Provided information:

----

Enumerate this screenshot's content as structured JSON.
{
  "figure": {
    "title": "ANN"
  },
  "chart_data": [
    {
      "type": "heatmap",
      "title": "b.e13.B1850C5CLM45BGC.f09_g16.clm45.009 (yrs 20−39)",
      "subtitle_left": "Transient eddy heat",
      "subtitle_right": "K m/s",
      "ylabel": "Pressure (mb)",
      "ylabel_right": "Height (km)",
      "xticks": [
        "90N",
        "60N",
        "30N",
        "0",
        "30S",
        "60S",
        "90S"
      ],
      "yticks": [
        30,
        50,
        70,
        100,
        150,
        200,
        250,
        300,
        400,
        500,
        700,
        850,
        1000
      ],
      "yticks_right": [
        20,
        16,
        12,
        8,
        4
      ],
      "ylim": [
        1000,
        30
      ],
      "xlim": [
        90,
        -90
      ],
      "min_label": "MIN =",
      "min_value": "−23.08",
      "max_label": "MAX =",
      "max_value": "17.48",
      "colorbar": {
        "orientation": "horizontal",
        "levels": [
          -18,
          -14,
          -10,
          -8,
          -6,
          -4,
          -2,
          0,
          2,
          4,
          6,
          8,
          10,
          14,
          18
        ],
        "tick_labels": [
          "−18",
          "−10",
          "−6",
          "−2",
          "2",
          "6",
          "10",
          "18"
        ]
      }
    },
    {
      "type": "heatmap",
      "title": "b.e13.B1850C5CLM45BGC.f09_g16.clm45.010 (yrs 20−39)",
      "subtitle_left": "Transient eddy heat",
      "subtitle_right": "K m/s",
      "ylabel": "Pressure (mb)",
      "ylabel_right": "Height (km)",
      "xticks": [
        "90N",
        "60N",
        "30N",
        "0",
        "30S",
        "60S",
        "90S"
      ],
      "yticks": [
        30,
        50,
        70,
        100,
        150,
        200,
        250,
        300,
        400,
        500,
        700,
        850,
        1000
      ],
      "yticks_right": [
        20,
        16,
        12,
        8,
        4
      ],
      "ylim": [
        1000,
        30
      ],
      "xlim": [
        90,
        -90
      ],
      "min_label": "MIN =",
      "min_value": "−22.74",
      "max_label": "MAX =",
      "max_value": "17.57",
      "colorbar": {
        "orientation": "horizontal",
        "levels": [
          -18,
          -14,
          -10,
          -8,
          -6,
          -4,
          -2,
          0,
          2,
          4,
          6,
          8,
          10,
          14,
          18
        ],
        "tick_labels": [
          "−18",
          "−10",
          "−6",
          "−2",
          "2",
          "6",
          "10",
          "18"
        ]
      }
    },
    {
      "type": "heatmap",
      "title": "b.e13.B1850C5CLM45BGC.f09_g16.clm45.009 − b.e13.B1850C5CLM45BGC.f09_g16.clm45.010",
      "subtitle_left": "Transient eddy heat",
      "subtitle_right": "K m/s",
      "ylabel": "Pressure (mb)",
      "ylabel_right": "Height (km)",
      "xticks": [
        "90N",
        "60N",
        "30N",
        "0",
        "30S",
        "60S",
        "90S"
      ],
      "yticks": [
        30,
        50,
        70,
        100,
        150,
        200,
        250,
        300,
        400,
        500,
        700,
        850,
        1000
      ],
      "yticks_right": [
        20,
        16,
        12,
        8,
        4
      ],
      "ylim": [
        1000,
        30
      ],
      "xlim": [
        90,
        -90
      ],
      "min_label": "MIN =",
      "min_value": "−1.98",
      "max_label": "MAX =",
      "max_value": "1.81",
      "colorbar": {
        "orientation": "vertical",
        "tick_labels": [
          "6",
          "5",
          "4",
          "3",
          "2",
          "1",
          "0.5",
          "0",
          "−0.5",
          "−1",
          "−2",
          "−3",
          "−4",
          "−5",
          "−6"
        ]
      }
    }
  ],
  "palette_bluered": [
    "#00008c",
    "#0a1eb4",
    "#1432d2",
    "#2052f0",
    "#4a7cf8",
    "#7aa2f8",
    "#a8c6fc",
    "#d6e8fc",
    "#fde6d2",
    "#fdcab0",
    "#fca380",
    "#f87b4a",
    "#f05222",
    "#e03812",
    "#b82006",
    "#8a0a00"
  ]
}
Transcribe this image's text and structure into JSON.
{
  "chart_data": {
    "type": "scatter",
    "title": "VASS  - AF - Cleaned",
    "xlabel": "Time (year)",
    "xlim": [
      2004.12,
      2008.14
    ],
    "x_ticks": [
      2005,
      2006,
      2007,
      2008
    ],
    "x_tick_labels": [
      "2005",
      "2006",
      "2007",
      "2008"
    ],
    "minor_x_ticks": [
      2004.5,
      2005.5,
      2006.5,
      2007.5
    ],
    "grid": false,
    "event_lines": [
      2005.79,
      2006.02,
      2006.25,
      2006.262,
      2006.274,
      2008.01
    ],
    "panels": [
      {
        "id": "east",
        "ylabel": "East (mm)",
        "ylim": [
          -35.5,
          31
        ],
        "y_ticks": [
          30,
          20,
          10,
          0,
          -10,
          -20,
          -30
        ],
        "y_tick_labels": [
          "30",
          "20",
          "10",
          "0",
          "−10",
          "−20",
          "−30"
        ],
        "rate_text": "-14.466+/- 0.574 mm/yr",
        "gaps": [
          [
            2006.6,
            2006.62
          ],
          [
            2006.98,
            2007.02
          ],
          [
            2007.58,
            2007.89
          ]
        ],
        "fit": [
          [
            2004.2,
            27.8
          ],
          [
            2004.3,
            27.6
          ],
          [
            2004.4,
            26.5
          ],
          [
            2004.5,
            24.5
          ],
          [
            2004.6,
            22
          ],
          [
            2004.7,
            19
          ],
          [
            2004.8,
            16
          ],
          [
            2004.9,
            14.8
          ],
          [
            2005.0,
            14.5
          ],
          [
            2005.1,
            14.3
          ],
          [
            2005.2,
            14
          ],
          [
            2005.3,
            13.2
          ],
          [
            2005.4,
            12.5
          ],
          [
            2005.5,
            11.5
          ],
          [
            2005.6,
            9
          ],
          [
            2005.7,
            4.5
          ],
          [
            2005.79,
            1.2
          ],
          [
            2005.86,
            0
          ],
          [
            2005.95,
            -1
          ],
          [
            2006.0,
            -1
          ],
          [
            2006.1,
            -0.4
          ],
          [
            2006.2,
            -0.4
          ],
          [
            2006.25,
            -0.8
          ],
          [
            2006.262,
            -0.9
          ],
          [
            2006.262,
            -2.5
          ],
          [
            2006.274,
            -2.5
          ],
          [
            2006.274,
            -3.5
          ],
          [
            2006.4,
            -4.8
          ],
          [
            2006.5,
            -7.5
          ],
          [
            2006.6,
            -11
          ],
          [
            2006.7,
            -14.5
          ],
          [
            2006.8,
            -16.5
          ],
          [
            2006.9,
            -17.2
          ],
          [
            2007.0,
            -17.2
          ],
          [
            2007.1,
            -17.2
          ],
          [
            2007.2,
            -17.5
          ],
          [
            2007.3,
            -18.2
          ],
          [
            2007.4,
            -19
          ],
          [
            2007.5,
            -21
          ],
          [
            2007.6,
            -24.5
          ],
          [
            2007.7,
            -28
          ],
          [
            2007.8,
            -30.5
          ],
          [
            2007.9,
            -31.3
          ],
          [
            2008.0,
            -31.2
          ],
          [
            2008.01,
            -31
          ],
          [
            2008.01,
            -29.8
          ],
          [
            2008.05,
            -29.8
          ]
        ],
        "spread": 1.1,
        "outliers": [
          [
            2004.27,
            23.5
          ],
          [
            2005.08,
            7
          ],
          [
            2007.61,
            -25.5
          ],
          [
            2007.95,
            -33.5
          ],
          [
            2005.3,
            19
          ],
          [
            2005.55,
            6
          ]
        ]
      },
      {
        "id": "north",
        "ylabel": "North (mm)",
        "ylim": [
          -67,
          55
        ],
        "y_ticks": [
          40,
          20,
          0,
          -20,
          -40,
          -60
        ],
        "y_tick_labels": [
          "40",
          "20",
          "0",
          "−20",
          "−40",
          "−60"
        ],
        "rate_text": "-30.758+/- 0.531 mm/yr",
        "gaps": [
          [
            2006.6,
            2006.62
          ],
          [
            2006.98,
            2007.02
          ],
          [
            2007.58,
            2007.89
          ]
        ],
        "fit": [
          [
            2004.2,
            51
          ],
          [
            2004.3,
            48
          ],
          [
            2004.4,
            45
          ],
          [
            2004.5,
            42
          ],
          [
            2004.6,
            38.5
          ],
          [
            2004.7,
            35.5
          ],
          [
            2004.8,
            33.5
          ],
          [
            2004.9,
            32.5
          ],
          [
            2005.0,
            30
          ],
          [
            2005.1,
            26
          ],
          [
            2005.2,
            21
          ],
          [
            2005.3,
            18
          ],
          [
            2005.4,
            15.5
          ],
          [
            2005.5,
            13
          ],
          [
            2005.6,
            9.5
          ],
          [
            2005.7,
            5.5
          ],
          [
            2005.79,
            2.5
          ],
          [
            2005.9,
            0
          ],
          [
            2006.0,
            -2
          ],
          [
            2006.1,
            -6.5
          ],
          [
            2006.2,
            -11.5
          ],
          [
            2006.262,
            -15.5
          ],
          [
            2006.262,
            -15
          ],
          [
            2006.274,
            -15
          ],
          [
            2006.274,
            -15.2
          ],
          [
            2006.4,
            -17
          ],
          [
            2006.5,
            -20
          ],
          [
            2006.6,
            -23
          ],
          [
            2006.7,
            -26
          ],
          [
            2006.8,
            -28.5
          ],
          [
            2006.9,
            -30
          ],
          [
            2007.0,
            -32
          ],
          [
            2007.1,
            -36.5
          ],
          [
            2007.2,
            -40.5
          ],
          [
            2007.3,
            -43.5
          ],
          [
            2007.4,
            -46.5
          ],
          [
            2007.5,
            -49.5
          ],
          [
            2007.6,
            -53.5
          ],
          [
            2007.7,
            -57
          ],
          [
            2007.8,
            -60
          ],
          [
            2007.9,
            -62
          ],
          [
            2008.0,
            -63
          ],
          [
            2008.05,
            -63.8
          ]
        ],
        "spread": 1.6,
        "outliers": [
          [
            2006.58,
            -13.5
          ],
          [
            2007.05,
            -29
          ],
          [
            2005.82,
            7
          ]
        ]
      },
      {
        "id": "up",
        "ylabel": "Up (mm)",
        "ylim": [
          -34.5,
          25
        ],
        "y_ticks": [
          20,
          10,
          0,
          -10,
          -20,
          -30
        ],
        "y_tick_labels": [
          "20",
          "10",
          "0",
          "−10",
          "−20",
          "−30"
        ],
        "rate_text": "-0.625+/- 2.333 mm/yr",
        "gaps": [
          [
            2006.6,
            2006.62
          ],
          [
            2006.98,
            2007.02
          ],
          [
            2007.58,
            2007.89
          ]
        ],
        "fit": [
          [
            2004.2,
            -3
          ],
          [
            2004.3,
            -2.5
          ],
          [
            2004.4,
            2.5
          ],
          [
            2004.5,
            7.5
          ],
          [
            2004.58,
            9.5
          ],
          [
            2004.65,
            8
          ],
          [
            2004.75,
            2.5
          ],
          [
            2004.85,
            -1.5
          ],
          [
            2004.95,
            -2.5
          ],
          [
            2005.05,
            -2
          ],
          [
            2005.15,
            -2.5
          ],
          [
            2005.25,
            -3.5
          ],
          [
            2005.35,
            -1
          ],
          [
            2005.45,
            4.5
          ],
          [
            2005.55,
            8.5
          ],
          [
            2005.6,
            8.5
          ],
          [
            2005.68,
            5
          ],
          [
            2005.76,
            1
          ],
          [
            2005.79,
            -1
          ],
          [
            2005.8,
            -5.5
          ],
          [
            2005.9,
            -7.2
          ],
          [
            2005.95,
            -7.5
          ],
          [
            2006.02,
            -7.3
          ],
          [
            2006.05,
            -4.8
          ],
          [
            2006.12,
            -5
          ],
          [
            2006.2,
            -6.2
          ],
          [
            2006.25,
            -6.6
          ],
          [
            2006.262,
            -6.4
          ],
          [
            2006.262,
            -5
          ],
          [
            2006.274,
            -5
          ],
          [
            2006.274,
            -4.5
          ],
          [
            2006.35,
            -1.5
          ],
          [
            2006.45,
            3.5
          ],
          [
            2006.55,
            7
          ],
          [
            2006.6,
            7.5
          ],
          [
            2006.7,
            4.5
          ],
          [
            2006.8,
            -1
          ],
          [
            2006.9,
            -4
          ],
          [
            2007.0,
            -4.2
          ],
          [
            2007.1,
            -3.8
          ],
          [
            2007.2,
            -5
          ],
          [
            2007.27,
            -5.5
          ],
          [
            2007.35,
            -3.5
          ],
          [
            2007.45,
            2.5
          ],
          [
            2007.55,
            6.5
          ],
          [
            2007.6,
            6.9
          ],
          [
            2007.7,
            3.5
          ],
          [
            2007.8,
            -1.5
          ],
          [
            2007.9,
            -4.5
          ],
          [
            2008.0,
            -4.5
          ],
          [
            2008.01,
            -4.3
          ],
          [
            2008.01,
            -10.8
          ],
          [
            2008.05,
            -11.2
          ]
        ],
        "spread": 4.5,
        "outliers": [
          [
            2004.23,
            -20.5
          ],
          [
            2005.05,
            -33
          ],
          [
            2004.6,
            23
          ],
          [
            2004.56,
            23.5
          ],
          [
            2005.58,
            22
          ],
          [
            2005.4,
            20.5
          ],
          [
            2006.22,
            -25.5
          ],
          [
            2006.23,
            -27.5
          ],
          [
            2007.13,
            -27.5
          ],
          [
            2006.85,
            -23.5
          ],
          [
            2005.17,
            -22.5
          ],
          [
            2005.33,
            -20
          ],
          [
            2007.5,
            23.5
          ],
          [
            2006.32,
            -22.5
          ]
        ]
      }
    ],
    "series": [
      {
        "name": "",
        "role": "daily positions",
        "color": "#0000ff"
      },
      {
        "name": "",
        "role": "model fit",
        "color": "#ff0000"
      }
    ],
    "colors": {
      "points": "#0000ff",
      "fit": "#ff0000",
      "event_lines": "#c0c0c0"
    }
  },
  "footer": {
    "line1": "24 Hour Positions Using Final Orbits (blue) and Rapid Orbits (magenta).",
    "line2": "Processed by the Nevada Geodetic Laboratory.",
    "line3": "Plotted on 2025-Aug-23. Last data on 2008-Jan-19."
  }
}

----

Exercise directions:
Look over the records above and copy each line that includes the string "this".

Correct output:
Enumerate this screenshot's content as structured JSON.
Transcribe this image's text and structure into JSON.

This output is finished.